→ **YOUR TASK**: Transcribe the entries that follow exactly as they appear, minus pictures.

Start of RECORDS TO USE

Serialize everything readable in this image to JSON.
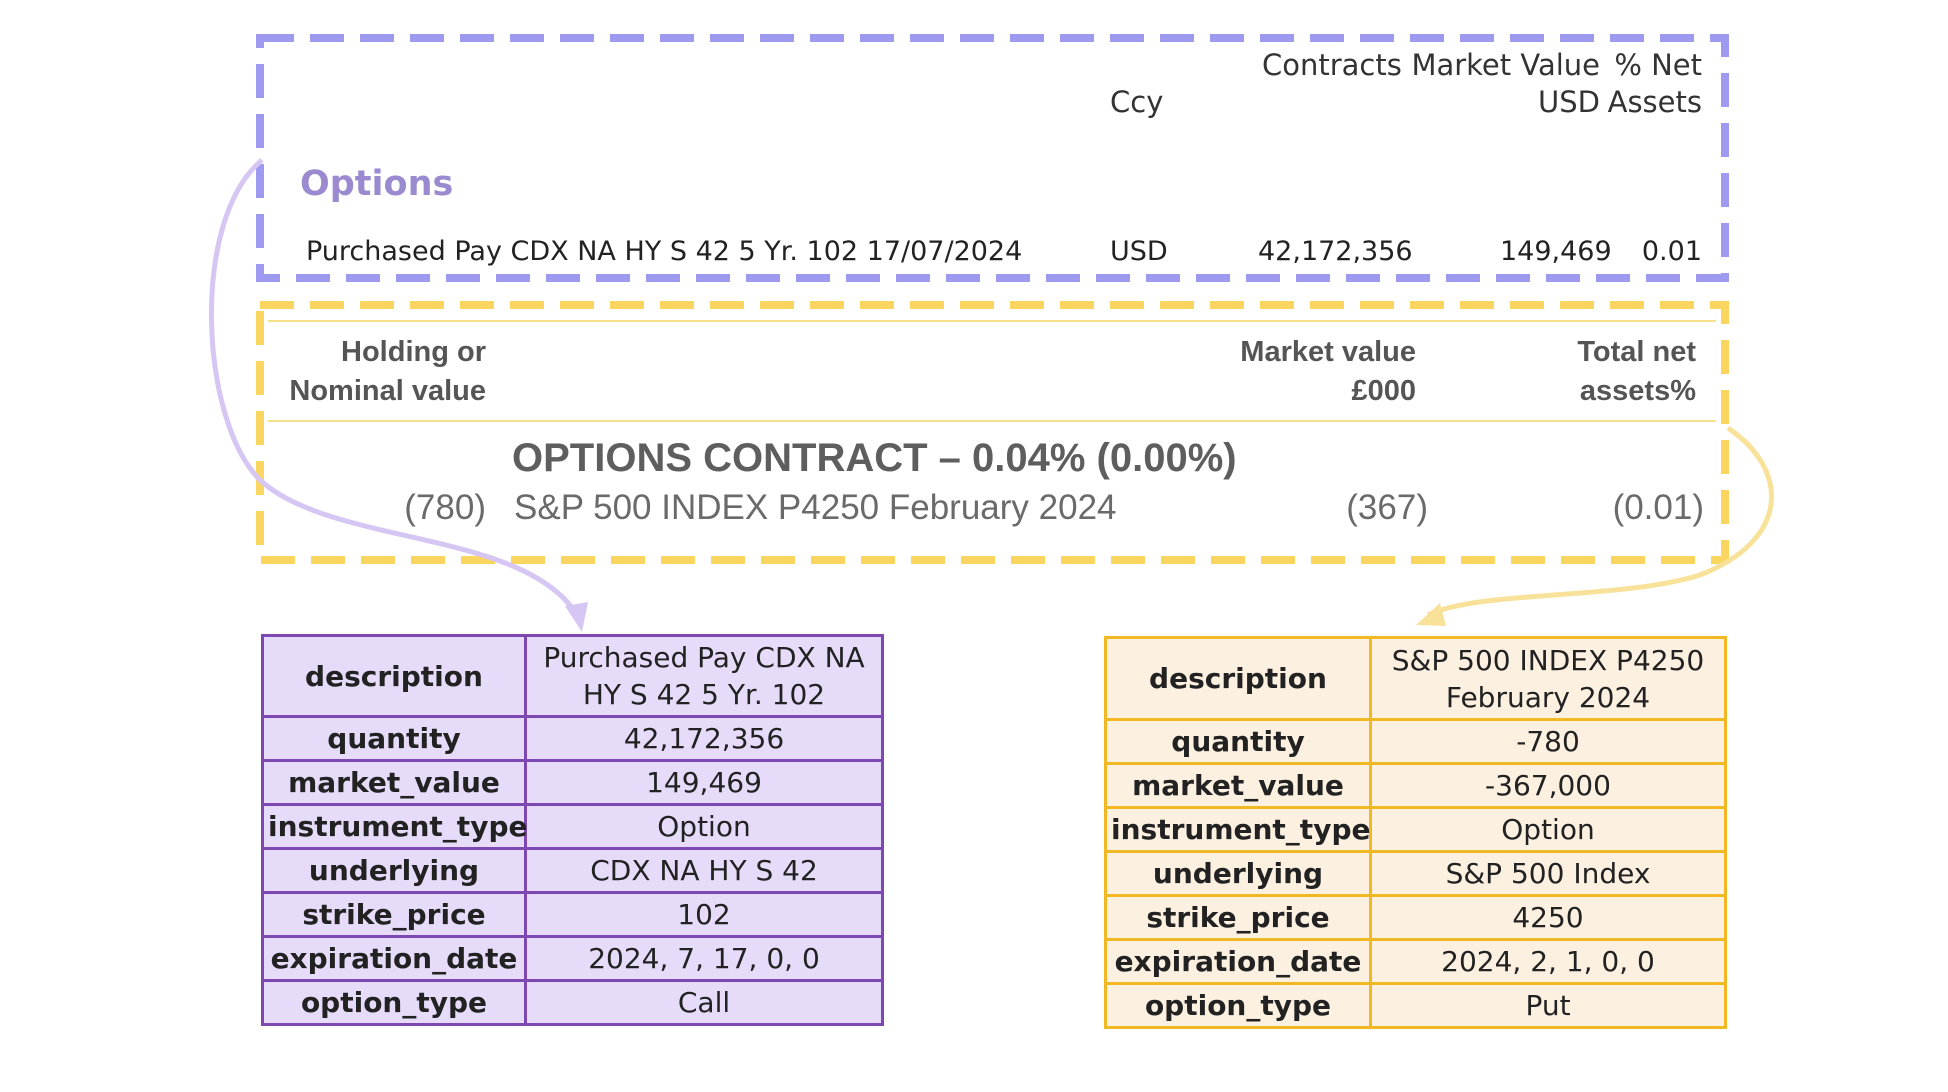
{
  "source_purple": {
    "headers": {
      "ccy": "Ccy",
      "contracts": "Contracts",
      "market_value": [
        "Market Value",
        "USD"
      ],
      "net_assets": [
        "% Net",
        "Assets"
      ]
    },
    "section": "Options",
    "row": {
      "description": "Purchased Pay CDX NA HY S 42 5 Yr. 102 17/07/2024",
      "ccy": "USD",
      "contracts": "42,172,356",
      "market_value": "149,469",
      "net_assets": "0.01"
    }
  },
  "source_yellow": {
    "headers": {
      "holding": [
        "Holding or",
        "Nominal value"
      ],
      "market_value": [
        "Market value",
        "£000"
      ],
      "total_net_assets": [
        "Total net",
        "assets%"
      ]
    },
    "section": "OPTIONS CONTRACT – 0.04% (0.00%)",
    "row": {
      "holding": "(780)",
      "description": "S&P 500 INDEX P4250 February 2024",
      "market_value": "(367)",
      "total_net_assets": "(0.01)"
    }
  },
  "extracted_purple": [
    {
      "key": "description",
      "value": "Purchased Pay CDX NA HY S 42 5 Yr. 102"
    },
    {
      "key": "quantity",
      "value": "42,172,356"
    },
    {
      "key": "market_value",
      "value": "149,469"
    },
    {
      "key": "instrument_type",
      "value": "Option"
    },
    {
      "key": "underlying",
      "value": "CDX NA HY S 42"
    },
    {
      "key": "strike_price",
      "value": "102"
    },
    {
      "key": "expiration_date",
      "value": "2024, 7, 17, 0, 0"
    },
    {
      "key": "option_type",
      "value": "Call"
    }
  ],
  "extracted_yellow": [
    {
      "key": "description",
      "value": "S&P 500 INDEX P4250 February 2024"
    },
    {
      "key": "quantity",
      "value": "-780"
    },
    {
      "key": "market_value",
      "value": "-367,000"
    },
    {
      "key": "instrument_type",
      "value": "Option"
    },
    {
      "key": "underlying",
      "value": "S&P 500 Index"
    },
    {
      "key": "strike_price",
      "value": "4250"
    },
    {
      "key": "expiration_date",
      "value": "2024, 2, 1, 0, 0"
    },
    {
      "key": "option_type",
      "value": "Put"
    }
  ],
  "colors": {
    "purple_frame": "#9d9af0",
    "purple_cell_border": "#7e48b3",
    "purple_cell_fill": "#e7dbfa",
    "purple_connector": "#d6c6f4",
    "yellow_frame": "#fad660",
    "yellow_cell_border": "#f2b824",
    "yellow_cell_fill": "#fcf0e1",
    "yellow_connector": "#f8e29a"
  }
}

End of RECORDS TO USE

→ **THE COMPLETED TASK**:
Serialize everything readable in this image to JSON.
{
  "source_purple": {
    "headers": {
      "ccy": "Ccy",
      "contracts": "Contracts",
      "market_value": [
        "Market Value",
        "USD"
      ],
      "net_assets": [
        "% Net",
        "Assets"
      ]
    },
    "section": "Options",
    "row": {
      "description": "Purchased Pay CDX NA HY S 42 5 Yr. 102 17/07/2024",
      "ccy": "USD",
      "contracts": "42,172,356",
      "market_value": "149,469",
      "net_assets": "0.01"
    }
  },
  "source_yellow": {
    "headers": {
      "holding": [
        "Holding or",
        "Nominal value"
      ],
      "market_value": [
        "Market value",
        "£000"
      ],
      "total_net_assets": [
        "Total net",
        "assets%"
      ]
    },
    "section": "OPTIONS CONTRACT – 0.04% (0.00%)",
    "row": {
      "holding": "(780)",
      "description": "S&P 500 INDEX P4250 February 2024",
      "market_value": "(367)",
      "total_net_assets": "(0.01)"
    }
  },
  "extracted_purple": [
    {
      "key": "description",
      "value": "Purchased Pay CDX NA HY S 42 5 Yr. 102"
    },
    {
      "key": "quantity",
      "value": "42,172,356"
    },
    {
      "key": "market_value",
      "value": "149,469"
    },
    {
      "key": "instrument_type",
      "value": "Option"
    },
    {
      "key": "underlying",
      "value": "CDX NA HY S 42"
    },
    {
      "key": "strike_price",
      "value": "102"
    },
    {
      "key": "expiration_date",
      "value": "2024, 7, 17, 0, 0"
    },
    {
      "key": "option_type",
      "value": "Call"
    }
  ],
  "extracted_yellow": [
    {
      "key": "description",
      "value": "S&P 500 INDEX P4250 February 2024"
    },
    {
      "key": "quantity",
      "value": "-780"
    },
    {
      "key": "market_value",
      "value": "-367,000"
    },
    {
      "key": "instrument_type",
      "value": "Option"
    },
    {
      "key": "underlying",
      "value": "S&P 500 Index"
    },
    {
      "key": "strike_price",
      "value": "4250"
    },
    {
      "key": "expiration_date",
      "value": "2024, 2, 1, 0, 0"
    },
    {
      "key": "option_type",
      "value": "Put"
    }
  ],
  "colors": {
    "purple_frame": "#9d9af0",
    "purple_cell_border": "#7e48b3",
    "purple_cell_fill": "#e7dbfa",
    "purple_connector": "#d6c6f4",
    "yellow_frame": "#fad660",
    "yellow_cell_border": "#f2b824",
    "yellow_cell_fill": "#fcf0e1",
    "yellow_connector": "#f8e29a"
  }
}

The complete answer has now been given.